## Available data
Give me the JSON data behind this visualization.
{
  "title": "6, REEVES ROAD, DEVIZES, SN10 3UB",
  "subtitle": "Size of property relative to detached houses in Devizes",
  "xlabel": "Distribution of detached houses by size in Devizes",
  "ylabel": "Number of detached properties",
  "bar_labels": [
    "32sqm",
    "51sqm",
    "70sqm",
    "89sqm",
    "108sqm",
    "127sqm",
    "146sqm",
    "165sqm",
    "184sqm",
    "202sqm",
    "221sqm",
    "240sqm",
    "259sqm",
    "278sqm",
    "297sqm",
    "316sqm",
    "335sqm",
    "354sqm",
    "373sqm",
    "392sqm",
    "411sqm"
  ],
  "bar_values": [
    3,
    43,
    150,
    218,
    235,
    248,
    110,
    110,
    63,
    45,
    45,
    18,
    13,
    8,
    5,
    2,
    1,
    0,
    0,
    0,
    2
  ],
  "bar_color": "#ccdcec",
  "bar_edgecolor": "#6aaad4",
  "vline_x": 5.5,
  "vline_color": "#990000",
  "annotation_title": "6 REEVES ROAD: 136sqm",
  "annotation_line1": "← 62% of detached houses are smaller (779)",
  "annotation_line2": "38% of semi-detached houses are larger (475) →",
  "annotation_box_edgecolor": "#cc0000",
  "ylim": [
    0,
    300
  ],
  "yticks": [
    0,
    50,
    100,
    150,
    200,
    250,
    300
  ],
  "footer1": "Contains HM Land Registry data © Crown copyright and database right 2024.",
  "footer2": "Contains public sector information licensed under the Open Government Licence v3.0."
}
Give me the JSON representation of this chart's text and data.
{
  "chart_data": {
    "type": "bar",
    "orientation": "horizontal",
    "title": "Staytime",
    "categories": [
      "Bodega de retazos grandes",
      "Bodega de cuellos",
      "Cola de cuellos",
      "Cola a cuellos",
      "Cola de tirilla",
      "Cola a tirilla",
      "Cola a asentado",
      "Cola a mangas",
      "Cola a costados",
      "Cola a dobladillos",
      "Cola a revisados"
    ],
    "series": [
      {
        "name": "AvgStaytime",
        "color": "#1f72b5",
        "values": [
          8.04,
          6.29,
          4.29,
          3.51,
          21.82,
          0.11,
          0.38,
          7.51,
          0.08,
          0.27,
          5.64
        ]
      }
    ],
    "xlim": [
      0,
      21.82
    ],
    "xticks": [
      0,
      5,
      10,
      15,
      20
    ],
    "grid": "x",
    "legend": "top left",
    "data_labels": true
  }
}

## Exercise
Write out every line from the entries where "JSON" appears.

## Solved problem
Give me the JSON data behind this visualization.
Give me the JSON representation of this chart's text and data.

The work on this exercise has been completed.